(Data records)
• • • • •

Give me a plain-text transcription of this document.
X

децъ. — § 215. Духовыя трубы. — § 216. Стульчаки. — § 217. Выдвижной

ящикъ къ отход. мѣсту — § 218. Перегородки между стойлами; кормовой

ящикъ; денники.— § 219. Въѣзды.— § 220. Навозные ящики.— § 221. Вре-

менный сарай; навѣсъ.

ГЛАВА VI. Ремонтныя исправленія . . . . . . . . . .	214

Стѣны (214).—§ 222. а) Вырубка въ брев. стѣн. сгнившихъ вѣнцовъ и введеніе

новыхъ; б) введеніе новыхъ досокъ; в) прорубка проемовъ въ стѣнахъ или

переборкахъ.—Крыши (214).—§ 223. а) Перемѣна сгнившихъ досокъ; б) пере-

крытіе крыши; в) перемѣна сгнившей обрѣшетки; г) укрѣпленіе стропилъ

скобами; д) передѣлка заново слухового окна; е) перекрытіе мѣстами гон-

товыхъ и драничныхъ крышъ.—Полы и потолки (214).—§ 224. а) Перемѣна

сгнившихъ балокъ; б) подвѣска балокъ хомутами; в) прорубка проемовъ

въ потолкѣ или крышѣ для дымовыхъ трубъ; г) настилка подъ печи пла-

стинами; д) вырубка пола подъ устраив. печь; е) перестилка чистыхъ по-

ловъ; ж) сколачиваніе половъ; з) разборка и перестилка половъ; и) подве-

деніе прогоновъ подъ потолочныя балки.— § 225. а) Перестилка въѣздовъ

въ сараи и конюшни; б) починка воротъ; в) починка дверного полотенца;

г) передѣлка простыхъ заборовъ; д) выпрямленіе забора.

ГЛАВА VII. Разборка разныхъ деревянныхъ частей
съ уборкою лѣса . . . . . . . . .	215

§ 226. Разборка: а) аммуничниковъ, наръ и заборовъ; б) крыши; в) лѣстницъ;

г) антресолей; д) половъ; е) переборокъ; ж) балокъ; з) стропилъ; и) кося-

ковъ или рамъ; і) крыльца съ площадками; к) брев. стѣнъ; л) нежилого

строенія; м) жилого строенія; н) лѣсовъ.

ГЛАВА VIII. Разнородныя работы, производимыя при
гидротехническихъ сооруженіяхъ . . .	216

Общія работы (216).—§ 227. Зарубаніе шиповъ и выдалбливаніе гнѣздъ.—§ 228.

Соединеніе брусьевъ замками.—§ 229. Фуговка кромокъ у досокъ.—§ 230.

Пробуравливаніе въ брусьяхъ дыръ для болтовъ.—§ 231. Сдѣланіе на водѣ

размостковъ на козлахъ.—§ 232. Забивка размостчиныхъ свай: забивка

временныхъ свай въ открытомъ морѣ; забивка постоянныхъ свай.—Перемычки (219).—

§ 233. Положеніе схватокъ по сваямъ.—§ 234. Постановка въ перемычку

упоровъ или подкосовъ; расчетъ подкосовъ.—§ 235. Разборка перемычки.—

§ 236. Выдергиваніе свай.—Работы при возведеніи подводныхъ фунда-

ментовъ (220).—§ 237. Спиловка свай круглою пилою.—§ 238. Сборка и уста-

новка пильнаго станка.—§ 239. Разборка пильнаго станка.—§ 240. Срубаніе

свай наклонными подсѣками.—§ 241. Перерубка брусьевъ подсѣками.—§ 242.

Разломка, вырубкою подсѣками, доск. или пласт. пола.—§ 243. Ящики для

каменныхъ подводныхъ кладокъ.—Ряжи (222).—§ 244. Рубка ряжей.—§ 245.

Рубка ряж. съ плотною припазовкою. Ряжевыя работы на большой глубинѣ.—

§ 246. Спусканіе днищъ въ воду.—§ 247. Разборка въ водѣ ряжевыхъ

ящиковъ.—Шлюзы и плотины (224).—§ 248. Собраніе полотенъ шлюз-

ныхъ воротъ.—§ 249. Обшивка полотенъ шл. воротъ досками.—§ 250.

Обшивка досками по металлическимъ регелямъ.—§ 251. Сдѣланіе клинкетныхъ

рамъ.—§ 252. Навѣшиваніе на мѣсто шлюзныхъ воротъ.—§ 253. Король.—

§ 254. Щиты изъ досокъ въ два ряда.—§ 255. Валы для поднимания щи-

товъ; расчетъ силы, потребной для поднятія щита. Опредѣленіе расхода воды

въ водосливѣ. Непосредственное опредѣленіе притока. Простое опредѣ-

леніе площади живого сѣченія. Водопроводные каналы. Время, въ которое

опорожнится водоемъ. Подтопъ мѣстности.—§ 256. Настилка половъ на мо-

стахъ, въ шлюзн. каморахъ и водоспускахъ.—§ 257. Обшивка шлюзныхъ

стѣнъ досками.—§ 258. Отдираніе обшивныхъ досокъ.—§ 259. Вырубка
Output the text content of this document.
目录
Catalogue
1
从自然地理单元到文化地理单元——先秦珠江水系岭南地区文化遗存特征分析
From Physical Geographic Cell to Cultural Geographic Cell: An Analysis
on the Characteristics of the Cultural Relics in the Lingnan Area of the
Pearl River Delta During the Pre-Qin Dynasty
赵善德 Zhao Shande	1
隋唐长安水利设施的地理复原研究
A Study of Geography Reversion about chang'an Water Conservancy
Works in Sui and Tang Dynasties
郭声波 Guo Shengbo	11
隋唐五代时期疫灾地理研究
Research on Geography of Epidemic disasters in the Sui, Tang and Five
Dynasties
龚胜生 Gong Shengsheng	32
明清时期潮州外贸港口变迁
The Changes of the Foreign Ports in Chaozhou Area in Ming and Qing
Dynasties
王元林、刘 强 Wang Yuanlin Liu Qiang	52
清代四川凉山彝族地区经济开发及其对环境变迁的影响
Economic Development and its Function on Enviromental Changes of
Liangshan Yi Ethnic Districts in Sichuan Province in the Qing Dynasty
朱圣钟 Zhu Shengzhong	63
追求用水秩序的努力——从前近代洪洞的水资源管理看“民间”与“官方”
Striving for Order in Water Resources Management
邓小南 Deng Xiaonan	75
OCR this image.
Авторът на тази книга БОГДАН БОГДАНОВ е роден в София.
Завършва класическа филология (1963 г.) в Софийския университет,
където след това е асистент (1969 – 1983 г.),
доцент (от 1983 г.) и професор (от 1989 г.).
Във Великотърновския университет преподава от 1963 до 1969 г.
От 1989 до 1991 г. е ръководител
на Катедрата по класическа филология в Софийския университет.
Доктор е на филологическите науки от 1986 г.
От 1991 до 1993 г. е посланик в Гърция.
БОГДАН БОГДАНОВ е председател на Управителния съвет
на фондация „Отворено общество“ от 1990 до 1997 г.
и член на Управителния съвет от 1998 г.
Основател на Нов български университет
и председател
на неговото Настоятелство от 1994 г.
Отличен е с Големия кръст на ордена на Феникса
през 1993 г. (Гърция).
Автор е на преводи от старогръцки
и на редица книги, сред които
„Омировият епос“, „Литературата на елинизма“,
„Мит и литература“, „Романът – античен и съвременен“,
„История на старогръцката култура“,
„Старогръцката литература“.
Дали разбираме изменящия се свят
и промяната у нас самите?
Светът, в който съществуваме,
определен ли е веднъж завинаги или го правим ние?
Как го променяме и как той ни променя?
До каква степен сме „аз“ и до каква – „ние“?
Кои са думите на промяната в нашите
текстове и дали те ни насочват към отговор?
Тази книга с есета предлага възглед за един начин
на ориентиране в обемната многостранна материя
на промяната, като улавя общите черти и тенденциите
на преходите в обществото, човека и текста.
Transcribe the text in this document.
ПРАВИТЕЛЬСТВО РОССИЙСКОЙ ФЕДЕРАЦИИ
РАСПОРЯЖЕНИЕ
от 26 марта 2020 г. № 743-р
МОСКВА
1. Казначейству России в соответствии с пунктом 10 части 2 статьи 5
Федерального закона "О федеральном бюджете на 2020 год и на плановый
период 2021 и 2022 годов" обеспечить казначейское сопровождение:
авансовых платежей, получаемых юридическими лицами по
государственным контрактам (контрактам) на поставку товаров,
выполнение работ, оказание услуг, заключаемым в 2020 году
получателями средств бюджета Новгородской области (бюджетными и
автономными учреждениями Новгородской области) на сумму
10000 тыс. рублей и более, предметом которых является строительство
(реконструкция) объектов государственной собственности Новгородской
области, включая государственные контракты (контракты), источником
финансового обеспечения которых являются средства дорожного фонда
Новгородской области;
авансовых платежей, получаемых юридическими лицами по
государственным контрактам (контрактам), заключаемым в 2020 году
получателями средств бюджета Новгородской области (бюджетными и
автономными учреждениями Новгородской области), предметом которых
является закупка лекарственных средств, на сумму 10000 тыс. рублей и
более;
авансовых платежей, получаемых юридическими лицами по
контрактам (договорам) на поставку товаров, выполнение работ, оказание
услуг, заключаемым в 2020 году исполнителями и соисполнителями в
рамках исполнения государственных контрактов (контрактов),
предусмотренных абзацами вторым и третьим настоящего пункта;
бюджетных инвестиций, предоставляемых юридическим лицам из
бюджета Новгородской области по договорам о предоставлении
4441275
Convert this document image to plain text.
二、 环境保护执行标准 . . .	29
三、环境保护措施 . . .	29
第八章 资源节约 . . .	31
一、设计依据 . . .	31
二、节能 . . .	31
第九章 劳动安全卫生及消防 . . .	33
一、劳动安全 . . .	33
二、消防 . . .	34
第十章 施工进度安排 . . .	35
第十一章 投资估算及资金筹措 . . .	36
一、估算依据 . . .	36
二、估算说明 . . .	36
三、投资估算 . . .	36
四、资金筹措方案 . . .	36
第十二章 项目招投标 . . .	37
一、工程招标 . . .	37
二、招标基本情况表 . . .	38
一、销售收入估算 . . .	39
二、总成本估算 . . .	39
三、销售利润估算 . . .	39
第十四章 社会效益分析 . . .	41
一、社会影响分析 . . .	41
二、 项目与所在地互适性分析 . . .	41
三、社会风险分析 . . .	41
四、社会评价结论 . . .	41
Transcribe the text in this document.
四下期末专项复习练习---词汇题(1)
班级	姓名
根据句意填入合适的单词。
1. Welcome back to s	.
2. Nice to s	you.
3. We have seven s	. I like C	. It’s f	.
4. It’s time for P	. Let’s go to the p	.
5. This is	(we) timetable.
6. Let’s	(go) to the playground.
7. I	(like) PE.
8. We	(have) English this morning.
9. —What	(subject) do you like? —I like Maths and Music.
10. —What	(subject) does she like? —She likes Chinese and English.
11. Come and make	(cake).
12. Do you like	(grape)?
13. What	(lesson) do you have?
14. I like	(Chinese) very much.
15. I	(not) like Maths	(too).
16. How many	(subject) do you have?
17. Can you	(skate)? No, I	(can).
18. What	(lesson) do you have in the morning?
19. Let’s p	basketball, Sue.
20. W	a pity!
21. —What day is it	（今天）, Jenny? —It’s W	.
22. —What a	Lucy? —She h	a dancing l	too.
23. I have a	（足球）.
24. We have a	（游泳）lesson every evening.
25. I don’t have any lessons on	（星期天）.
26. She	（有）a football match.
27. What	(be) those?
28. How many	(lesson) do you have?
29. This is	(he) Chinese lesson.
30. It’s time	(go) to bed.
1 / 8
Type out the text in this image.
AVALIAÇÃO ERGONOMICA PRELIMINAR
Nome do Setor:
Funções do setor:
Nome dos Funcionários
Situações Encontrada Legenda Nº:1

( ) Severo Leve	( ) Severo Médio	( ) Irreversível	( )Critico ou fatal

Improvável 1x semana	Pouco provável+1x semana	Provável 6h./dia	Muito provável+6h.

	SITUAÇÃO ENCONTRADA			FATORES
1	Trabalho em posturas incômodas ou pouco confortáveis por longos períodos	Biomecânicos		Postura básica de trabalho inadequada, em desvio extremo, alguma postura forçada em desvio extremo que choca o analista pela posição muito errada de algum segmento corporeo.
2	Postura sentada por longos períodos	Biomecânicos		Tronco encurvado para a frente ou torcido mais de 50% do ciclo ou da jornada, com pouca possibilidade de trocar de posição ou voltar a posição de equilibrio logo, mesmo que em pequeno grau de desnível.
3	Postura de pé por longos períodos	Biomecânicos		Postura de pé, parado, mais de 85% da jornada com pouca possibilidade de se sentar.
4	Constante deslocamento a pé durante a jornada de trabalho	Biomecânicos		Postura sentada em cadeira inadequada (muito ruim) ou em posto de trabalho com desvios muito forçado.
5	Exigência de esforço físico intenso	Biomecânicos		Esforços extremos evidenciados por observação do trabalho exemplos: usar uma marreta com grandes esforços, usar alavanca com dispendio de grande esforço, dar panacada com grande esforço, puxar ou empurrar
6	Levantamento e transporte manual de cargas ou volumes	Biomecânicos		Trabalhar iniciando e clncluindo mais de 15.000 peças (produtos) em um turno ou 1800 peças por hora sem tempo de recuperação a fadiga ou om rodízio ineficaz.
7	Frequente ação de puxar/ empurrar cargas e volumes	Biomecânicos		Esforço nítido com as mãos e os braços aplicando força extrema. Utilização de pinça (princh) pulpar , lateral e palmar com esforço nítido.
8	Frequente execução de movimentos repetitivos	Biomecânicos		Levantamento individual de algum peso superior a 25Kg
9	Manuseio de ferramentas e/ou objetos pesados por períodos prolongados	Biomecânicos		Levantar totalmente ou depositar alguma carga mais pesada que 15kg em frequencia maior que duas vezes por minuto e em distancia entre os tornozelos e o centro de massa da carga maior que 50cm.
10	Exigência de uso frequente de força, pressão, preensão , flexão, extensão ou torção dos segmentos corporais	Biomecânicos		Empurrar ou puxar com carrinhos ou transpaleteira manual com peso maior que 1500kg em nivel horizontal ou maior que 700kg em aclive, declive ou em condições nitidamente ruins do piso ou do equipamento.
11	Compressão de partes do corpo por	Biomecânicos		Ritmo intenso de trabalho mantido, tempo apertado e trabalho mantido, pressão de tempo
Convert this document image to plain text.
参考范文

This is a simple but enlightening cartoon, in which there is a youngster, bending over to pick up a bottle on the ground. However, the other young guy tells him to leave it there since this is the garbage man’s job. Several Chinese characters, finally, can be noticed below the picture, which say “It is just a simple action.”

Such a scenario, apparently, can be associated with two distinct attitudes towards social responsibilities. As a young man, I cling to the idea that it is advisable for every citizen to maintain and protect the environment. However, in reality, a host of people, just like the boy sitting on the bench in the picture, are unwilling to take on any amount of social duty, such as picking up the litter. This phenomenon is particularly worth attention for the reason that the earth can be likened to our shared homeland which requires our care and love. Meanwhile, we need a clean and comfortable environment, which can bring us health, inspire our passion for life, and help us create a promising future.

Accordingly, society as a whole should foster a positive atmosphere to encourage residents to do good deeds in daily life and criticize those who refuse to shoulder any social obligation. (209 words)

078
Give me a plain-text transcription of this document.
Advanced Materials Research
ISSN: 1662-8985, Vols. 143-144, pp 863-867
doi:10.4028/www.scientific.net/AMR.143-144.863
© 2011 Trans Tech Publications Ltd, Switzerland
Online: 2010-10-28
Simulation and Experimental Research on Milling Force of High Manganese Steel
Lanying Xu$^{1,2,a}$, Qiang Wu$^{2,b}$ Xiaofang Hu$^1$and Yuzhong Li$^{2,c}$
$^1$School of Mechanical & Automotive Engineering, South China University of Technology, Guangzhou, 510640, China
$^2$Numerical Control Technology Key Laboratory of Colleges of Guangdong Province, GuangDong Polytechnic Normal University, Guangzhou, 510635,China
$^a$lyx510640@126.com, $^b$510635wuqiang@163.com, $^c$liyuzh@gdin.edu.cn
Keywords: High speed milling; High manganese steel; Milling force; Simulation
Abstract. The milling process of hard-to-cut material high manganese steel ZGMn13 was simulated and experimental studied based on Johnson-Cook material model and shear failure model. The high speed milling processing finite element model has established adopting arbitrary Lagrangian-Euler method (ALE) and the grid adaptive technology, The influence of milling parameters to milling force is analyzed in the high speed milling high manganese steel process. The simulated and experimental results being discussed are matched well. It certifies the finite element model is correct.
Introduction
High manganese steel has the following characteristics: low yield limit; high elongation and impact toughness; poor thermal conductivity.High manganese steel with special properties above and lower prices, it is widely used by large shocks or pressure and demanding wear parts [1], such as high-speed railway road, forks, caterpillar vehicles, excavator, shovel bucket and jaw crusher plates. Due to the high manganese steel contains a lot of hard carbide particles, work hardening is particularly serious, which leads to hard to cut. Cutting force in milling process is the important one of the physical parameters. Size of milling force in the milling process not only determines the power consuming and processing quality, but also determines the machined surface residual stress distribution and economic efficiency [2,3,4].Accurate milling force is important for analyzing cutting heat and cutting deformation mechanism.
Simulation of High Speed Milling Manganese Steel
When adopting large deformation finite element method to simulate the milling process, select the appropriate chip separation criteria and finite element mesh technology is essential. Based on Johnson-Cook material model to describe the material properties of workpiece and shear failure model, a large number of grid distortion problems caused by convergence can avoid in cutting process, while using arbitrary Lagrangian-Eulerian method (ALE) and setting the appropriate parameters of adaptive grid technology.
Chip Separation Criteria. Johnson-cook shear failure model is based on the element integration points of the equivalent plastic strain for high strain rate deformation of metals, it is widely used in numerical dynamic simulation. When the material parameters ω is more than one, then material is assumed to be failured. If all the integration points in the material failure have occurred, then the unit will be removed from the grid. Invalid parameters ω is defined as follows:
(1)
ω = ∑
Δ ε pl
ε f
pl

• • • • •

> [Task directions]: From the data above, show each line that contains "государственным".

> [Answer]:
государственным контрактам (контрактам) на поставку товаров,
государственным контрактам (контрактам), заключаемым в 2020 году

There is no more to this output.